> **ITEMS**:
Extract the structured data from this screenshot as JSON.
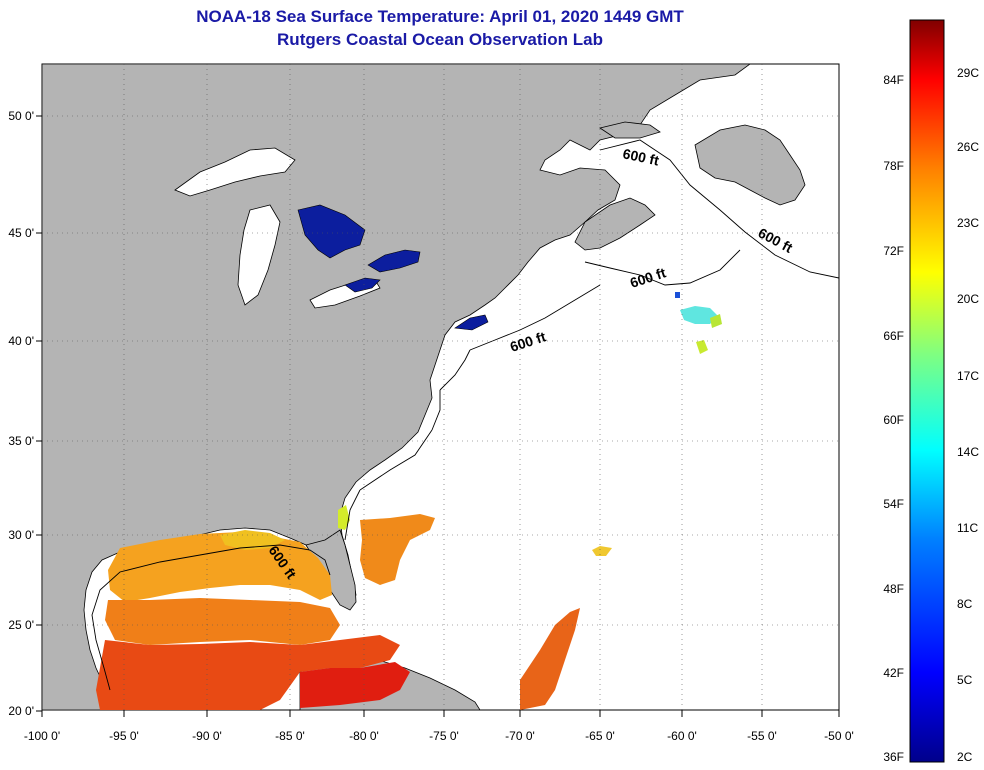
{
  "title": "NOAA-18 Sea Surface Temperature:  April 01, 2020 1449 GMT",
  "subtitle": "Rutgers Coastal Ocean Observation Lab",
  "lat_labels": [
    "50 0'",
    "45 0'",
    "40 0'",
    "35 0'",
    "30 0'",
    "25 0'",
    "20 0'"
  ],
  "lon_labels": [
    "-100 0'",
    "-95 0'",
    "-90 0'",
    "-85 0'",
    "-80 0'",
    "-75 0'",
    "-70 0'",
    "-65 0'",
    "-60 0'",
    "-55 0'",
    "-50 0'"
  ],
  "contour_label": "600 ft",
  "colorbar": {
    "fahrenheit": [
      "84F",
      "78F",
      "72F",
      "66F",
      "60F",
      "54F",
      "48F",
      "42F",
      "36F"
    ],
    "celsius": [
      "29C",
      "26C",
      "23C",
      "20C",
      "17C",
      "14C",
      "11C",
      "8C",
      "5C",
      "2C"
    ]
  },
  "colors": {
    "title": "#1a1aa6",
    "land": "#b4b4b4",
    "ocean": "#ffffff",
    "cold_lake": "#0c1e9e"
  }
}
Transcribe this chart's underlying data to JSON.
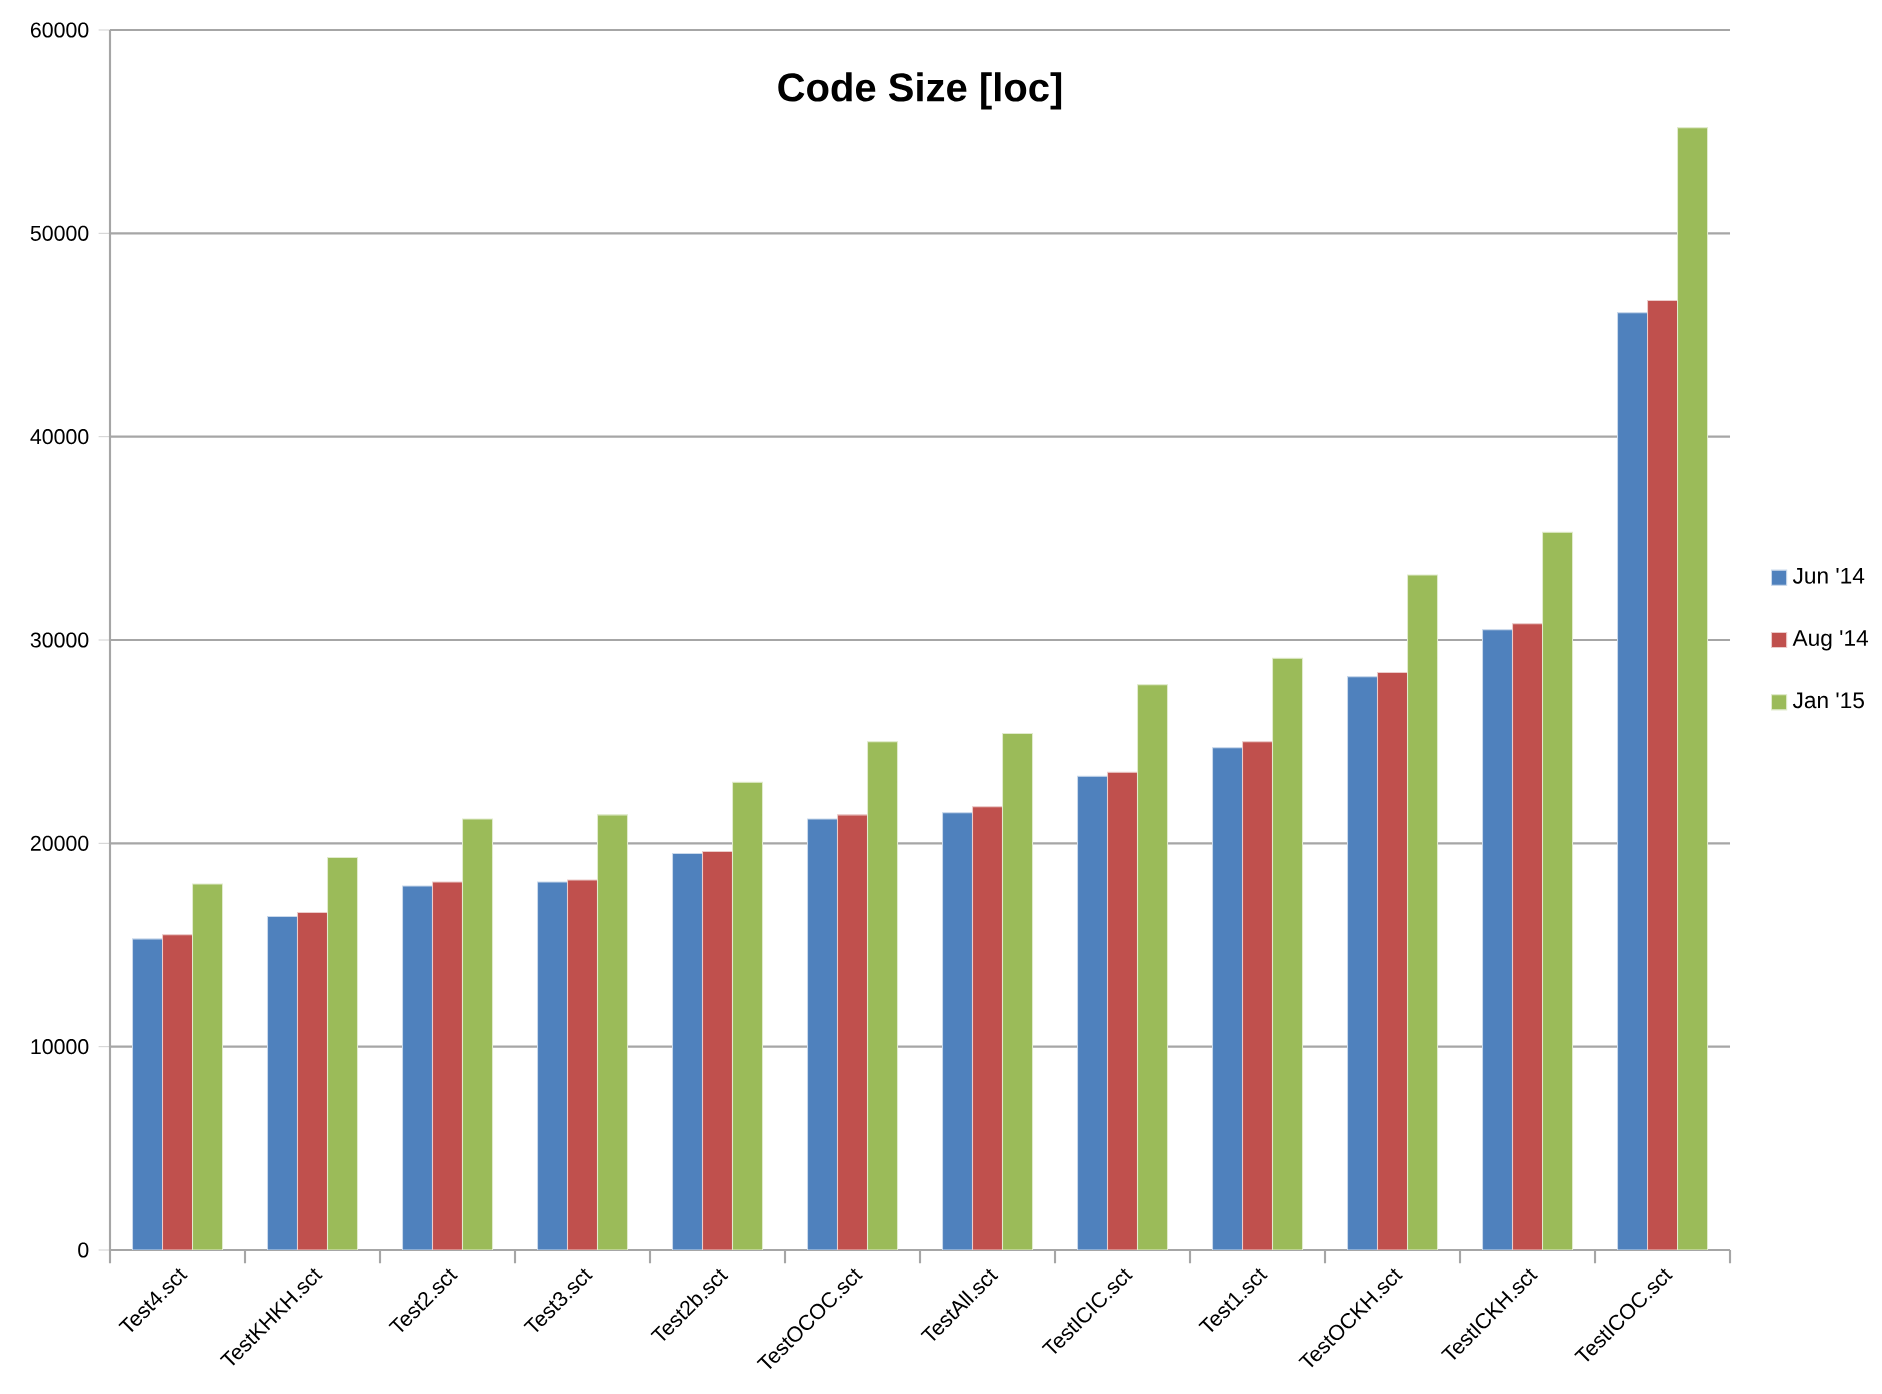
{
  "chart_data": {
    "type": "bar",
    "title": "Code Size [loc]",
    "categories": [
      "Test4.sct",
      "TestKHKH.sct",
      "Test2.sct",
      "Test3.sct",
      "Test2b.sct",
      "TestOCOC.sct",
      "TestAll.sct",
      "TestICIC.sct",
      "Test1.sct",
      "TestOCKH.sct",
      "TestICKH.sct",
      "TestICOC.sct"
    ],
    "series": [
      {
        "name": "Jun '14",
        "color": "#4f81bd",
        "values": [
          15300,
          16400,
          17900,
          18100,
          19500,
          21200,
          21500,
          23300,
          24700,
          28200,
          30500,
          46100
        ]
      },
      {
        "name": "Aug '14",
        "color": "#c0504d",
        "values": [
          15500,
          16600,
          18100,
          18200,
          19600,
          21400,
          21800,
          23500,
          25000,
          28400,
          30800,
          46700
        ]
      },
      {
        "name": "Jan '15",
        "color": "#9bbb59",
        "values": [
          18000,
          19300,
          21200,
          21400,
          23000,
          25000,
          25400,
          27800,
          29100,
          33200,
          35300,
          55200
        ]
      }
    ],
    "ylim": [
      0,
      60000
    ],
    "yticks": [
      0,
      10000,
      20000,
      30000,
      40000,
      50000,
      60000
    ],
    "grid": "y",
    "legend": "right"
  }
}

> **CHALLENGE**: Every line above should be repeated exactly; pictures stay out of the copy.

> **FINISHED EXERCISE**:
Extract the structured data from this screenshot as JSON.
{
  "title": "NOAA-18 Sea Surface Temperature:  April 01, 2020 1449 GMT",
  "subtitle": "Rutgers Coastal Ocean Observation Lab",
  "lat_labels": [
    "50 0'",
    "45 0'",
    "40 0'",
    "35 0'",
    "30 0'",
    "25 0'",
    "20 0'"
  ],
  "lon_labels": [
    "-100 0'",
    "-95 0'",
    "-90 0'",
    "-85 0'",
    "-80 0'",
    "-75 0'",
    "-70 0'",
    "-65 0'",
    "-60 0'",
    "-55 0'",
    "-50 0'"
  ],
  "contour_label": "600 ft",
  "colorbar": {
    "fahrenheit": [
      "84F",
      "78F",
      "72F",
      "66F",
      "60F",
      "54F",
      "48F",
      "42F",
      "36F"
    ],
    "celsius": [
      "29C",
      "26C",
      "23C",
      "20C",
      "17C",
      "14C",
      "11C",
      "8C",
      "5C",
      "2C"
    ]
  },
  "colors": {
    "title": "#1a1aa6",
    "land": "#b4b4b4",
    "ocean": "#ffffff",
    "cold_lake": "#0c1e9e"
  }
}
Transcribe this chart's underlying data to JSON.
{
  "chart_data": {
    "type": "bar",
    "title": "Code Size [loc]",
    "categories": [
      "Test4.sct",
      "TestKHKH.sct",
      "Test2.sct",
      "Test3.sct",
      "Test2b.sct",
      "TestOCOC.sct",
      "TestAll.sct",
      "TestICIC.sct",
      "Test1.sct",
      "TestOCKH.sct",
      "TestICKH.sct",
      "TestICOC.sct"
    ],
    "series": [
      {
        "name": "Jun '14",
        "color": "#4f81bd",
        "values": [
          15300,
          16400,
          17900,
          18100,
          19500,
          21200,
          21500,
          23300,
          24700,
          28200,
          30500,
          46100
        ]
      },
      {
        "name": "Aug '14",
        "color": "#c0504d",
        "values": [
          15500,
          16600,
          18100,
          18200,
          19600,
          21400,
          21800,
          23500,
          25000,
          28400,
          30800,
          46700
        ]
      },
      {
        "name": "Jan '15",
        "color": "#9bbb59",
        "values": [
          18000,
          19300,
          21200,
          21400,
          23000,
          25000,
          25400,
          27800,
          29100,
          33200,
          35300,
          55200
        ]
      }
    ],
    "ylim": [
      0,
      60000
    ],
    "yticks": [
      0,
      10000,
      20000,
      30000,
      40000,
      50000,
      60000
    ],
    "grid": "y",
    "legend": "right"
  }
}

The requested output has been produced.